**Task directions**
Set out every line bearing the string "color".

Raw records
%%
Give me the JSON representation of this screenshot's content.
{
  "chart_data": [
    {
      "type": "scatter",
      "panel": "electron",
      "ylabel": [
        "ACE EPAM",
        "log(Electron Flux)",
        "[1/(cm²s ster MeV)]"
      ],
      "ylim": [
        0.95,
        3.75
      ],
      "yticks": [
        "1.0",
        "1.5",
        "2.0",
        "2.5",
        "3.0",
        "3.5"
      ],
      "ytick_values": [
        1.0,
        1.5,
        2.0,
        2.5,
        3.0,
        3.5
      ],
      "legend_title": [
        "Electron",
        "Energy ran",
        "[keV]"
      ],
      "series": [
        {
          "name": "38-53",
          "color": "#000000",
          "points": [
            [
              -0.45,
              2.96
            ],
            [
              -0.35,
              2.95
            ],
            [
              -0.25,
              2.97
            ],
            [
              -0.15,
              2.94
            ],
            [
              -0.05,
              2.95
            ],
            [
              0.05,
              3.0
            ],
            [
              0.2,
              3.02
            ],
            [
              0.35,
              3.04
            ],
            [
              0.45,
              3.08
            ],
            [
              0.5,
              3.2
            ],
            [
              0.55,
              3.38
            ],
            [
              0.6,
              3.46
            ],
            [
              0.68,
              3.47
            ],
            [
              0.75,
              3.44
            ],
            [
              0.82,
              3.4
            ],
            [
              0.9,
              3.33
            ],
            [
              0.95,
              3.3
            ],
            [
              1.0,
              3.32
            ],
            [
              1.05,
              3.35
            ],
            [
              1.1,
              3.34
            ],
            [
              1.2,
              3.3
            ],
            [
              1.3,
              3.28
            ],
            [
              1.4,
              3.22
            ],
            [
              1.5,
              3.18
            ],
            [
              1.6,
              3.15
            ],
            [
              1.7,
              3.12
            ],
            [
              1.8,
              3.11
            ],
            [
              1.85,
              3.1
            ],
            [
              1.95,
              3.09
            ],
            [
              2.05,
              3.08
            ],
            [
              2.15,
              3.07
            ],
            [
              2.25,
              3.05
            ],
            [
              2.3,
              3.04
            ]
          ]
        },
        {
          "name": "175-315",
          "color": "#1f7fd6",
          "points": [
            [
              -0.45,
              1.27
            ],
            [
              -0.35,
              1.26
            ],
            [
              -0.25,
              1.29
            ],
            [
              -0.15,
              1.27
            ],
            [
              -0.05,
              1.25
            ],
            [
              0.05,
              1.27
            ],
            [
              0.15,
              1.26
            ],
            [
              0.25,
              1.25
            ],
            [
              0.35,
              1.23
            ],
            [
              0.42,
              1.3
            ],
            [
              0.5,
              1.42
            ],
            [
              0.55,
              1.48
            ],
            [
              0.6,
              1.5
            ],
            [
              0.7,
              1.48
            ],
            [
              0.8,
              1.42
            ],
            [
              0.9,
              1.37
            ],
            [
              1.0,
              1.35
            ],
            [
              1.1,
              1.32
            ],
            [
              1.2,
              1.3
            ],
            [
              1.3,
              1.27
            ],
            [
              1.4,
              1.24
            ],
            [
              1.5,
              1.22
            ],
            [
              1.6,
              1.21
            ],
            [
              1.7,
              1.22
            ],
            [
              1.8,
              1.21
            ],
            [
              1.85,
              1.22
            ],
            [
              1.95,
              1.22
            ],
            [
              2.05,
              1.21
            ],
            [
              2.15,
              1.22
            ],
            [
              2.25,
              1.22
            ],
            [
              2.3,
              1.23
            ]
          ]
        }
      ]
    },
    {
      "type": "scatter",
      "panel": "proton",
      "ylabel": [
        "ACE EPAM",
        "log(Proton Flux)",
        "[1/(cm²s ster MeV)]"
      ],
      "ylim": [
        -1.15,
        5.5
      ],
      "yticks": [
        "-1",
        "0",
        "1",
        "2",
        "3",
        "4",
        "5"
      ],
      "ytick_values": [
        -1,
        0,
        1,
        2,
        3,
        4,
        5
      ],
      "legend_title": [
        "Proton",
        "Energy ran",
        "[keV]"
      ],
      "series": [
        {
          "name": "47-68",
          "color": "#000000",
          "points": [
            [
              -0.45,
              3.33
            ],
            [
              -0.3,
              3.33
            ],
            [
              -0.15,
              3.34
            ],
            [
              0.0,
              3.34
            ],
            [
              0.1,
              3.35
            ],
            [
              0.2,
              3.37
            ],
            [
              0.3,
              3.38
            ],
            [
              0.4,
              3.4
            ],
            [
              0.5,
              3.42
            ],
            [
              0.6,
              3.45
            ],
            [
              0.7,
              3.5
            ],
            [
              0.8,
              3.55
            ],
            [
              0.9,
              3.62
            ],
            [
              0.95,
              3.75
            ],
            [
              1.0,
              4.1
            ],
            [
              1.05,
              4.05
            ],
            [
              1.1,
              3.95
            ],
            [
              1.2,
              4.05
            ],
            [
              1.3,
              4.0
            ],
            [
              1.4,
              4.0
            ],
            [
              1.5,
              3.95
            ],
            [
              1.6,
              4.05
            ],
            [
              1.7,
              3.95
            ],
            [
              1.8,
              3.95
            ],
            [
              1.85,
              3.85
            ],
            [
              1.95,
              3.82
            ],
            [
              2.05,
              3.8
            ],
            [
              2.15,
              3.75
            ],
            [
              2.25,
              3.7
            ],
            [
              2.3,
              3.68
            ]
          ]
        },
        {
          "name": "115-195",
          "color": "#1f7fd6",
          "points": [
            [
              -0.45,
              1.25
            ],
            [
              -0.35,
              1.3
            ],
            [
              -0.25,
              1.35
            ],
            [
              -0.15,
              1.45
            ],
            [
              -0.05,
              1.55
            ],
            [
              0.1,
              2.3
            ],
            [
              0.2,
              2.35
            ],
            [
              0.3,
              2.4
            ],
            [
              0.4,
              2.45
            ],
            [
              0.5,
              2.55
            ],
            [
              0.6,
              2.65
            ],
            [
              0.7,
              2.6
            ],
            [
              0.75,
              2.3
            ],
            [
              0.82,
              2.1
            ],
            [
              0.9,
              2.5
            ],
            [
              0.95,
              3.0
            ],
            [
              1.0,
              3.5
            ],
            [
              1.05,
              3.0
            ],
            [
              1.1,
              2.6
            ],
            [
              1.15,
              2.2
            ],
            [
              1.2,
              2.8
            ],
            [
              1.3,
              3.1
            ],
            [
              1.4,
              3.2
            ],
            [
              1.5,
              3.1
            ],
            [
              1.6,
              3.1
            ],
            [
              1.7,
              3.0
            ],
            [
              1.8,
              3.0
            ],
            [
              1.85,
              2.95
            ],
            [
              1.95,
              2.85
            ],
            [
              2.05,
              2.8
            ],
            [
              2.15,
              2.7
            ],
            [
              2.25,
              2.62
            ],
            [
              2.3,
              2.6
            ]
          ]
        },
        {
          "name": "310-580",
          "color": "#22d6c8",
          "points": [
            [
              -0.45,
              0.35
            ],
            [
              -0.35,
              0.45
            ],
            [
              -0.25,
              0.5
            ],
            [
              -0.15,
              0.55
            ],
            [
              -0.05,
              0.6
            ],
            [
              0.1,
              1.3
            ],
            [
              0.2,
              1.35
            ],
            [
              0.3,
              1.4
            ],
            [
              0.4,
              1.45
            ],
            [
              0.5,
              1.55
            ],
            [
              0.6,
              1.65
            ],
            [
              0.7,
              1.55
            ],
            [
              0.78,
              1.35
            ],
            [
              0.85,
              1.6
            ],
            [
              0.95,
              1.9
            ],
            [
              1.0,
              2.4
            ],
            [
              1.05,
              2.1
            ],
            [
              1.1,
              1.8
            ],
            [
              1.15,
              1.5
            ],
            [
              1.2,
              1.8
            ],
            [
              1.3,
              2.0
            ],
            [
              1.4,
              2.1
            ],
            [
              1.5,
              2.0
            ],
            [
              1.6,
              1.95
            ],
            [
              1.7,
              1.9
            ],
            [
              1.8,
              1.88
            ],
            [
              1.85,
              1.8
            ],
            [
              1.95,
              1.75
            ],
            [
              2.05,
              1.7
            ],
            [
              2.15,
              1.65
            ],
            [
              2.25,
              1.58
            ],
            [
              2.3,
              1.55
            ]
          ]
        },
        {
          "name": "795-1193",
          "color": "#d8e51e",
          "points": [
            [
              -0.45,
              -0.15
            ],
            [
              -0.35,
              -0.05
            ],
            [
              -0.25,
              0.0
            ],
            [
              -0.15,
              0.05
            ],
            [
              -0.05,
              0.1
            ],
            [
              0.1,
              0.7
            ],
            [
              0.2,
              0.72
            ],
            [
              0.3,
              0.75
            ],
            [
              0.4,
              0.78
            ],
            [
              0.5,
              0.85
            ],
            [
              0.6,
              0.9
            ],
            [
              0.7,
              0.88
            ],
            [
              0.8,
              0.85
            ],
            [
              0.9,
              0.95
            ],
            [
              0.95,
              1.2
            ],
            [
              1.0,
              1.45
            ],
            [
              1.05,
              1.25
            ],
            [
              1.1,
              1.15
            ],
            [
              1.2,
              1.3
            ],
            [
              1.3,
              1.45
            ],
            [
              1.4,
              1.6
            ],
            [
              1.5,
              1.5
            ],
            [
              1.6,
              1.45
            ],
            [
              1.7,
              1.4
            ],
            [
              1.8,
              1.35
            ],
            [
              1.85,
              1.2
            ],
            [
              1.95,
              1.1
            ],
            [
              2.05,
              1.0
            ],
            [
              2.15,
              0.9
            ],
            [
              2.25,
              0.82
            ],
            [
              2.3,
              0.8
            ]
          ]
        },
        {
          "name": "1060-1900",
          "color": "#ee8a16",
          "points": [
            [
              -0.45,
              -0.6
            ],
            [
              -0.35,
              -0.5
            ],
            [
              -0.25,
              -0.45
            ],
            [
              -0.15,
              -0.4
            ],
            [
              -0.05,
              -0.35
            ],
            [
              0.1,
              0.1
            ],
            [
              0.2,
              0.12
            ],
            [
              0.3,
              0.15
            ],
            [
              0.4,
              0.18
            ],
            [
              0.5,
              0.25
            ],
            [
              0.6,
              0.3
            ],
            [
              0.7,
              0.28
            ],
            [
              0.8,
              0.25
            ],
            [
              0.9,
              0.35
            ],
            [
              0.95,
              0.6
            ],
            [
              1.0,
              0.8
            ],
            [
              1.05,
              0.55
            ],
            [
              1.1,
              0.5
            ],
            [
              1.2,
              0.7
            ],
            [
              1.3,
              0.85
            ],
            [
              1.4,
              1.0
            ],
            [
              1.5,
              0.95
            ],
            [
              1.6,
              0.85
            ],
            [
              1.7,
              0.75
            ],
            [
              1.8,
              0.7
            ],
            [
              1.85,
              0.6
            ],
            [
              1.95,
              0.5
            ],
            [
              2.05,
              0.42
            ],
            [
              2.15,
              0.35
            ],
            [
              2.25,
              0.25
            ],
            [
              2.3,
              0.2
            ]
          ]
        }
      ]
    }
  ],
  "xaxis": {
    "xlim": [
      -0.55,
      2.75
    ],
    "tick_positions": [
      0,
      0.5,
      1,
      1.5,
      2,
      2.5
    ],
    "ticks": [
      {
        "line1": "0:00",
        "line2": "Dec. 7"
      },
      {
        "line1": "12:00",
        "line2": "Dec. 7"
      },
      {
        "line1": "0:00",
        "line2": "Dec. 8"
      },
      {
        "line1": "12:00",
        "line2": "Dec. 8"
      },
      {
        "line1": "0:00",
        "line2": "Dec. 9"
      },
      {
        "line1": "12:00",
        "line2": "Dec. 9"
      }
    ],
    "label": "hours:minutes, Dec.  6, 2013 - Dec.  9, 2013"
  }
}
%%
**The answer**
          "color": "#000000",
          "color": "#1f7fd6",
          "color": "#000000",
          "color": "#1f7fd6",
          "color": "#22d6c8",
          "color": "#d8e51e",
          "color": "#ee8a16",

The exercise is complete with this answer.